What you are asked to do: Show each line that has the string "Coupons" in it.

Dataset content:
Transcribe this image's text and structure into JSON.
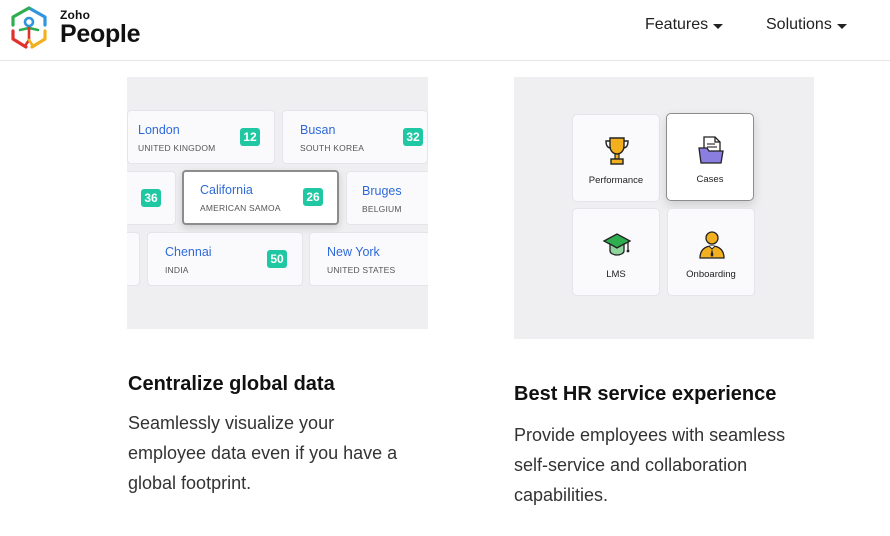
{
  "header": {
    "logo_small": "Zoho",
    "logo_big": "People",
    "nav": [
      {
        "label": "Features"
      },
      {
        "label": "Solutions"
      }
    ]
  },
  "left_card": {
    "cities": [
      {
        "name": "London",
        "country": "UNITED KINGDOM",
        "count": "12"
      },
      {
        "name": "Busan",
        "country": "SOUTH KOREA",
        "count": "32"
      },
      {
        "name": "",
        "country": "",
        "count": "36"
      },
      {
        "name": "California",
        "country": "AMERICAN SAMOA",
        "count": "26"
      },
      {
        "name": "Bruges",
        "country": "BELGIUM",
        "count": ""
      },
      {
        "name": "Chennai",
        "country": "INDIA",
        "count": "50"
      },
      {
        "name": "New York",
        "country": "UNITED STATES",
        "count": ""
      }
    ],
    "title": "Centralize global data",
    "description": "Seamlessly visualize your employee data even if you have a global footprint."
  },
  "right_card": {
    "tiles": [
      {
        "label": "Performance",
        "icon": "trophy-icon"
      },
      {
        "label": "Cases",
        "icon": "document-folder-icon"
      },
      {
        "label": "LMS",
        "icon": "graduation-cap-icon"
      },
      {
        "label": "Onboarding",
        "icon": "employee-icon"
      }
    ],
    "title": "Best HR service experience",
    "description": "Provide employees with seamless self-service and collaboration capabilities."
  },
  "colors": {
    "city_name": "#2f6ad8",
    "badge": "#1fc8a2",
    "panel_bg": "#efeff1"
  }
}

---

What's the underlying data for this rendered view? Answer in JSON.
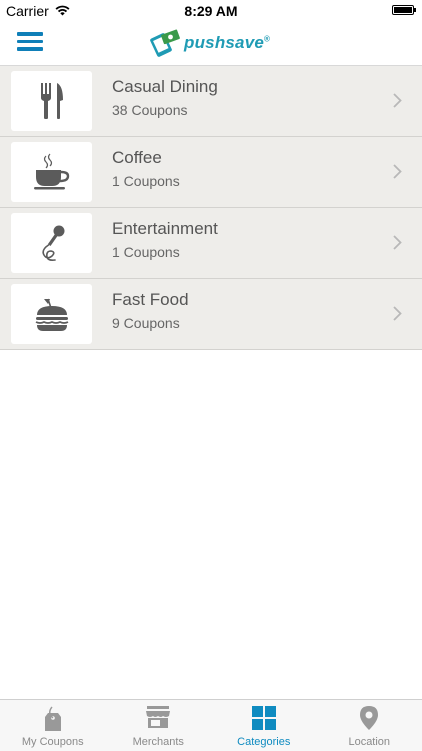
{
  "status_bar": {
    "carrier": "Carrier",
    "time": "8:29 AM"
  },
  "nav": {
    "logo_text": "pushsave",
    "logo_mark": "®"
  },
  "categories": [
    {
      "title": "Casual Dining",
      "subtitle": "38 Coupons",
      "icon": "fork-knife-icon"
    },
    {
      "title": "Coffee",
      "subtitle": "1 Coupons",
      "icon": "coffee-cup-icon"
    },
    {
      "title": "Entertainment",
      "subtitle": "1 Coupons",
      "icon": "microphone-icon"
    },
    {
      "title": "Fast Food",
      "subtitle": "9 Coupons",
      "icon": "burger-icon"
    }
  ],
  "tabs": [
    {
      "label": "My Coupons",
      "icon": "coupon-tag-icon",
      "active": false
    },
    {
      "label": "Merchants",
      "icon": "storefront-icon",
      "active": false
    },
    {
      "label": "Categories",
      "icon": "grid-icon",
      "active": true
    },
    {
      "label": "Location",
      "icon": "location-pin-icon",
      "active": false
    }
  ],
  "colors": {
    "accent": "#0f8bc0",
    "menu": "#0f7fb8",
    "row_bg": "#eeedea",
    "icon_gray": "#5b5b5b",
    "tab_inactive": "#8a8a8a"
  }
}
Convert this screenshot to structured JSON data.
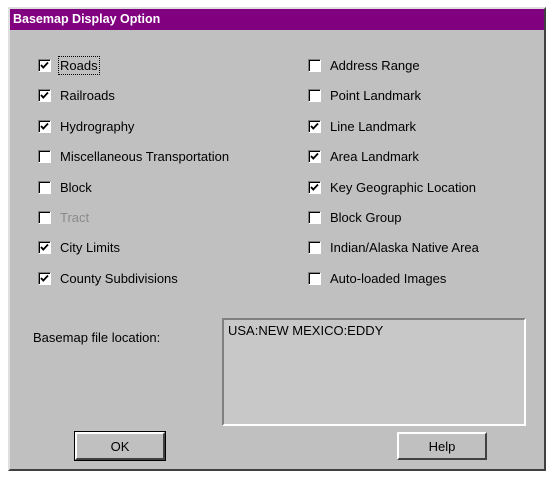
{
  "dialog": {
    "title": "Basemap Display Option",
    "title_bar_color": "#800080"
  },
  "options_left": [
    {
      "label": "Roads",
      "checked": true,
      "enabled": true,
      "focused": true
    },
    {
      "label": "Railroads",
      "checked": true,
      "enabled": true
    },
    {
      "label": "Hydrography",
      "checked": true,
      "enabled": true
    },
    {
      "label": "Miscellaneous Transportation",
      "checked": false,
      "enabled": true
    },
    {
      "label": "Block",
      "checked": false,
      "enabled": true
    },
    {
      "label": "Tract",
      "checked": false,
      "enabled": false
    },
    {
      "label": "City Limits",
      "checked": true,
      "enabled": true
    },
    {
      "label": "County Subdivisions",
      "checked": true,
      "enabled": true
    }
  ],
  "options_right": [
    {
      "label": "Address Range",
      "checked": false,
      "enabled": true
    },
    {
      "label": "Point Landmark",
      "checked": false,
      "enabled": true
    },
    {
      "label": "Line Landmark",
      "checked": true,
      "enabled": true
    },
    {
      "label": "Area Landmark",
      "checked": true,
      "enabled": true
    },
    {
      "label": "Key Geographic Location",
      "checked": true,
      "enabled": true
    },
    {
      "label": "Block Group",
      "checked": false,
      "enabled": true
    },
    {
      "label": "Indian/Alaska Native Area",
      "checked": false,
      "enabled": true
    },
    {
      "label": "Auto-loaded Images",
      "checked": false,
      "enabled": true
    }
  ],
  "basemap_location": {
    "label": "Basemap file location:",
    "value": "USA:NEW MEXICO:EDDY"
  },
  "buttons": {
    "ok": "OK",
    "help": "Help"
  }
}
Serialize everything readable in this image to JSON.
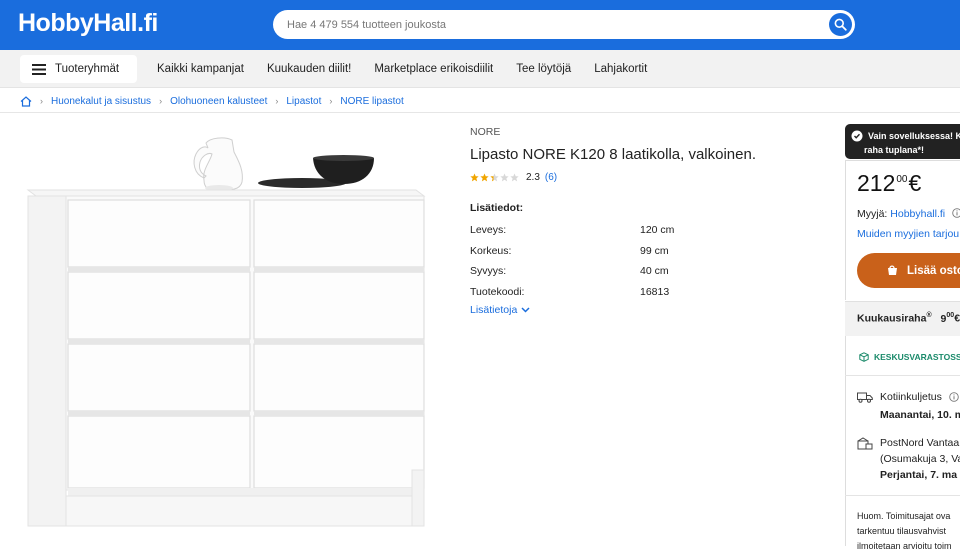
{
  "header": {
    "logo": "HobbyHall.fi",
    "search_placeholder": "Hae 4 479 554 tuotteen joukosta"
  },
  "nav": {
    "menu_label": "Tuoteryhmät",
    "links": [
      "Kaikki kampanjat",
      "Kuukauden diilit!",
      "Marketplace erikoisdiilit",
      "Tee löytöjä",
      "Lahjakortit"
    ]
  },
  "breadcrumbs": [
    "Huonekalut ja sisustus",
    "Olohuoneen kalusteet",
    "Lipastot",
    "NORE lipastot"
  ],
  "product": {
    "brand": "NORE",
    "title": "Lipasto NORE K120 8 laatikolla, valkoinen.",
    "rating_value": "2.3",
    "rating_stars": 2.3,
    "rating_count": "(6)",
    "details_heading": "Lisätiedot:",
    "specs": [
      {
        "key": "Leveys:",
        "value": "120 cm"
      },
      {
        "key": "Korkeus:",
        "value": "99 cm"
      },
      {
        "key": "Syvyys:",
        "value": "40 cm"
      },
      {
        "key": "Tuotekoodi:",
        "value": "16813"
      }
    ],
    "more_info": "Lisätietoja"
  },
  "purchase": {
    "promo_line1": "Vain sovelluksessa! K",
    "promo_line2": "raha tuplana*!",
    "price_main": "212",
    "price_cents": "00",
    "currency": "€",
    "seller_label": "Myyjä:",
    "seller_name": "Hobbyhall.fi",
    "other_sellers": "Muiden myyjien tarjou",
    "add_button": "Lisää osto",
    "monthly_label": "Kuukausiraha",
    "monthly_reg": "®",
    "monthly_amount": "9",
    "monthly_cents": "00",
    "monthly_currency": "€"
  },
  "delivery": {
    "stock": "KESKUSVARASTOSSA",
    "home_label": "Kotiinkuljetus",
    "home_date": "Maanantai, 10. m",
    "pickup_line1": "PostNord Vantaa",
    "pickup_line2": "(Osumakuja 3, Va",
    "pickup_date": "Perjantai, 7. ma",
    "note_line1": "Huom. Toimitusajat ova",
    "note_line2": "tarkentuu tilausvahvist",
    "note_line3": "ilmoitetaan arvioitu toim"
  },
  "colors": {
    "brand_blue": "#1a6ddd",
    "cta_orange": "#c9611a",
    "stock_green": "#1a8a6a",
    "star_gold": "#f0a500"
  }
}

Full solution:
      "subtitle": "38 Coupons",
      "subtitle": "1 Coupons",
      "subtitle": "1 Coupons",
      "subtitle": "9 Coupons",
      "label": "My Coupons",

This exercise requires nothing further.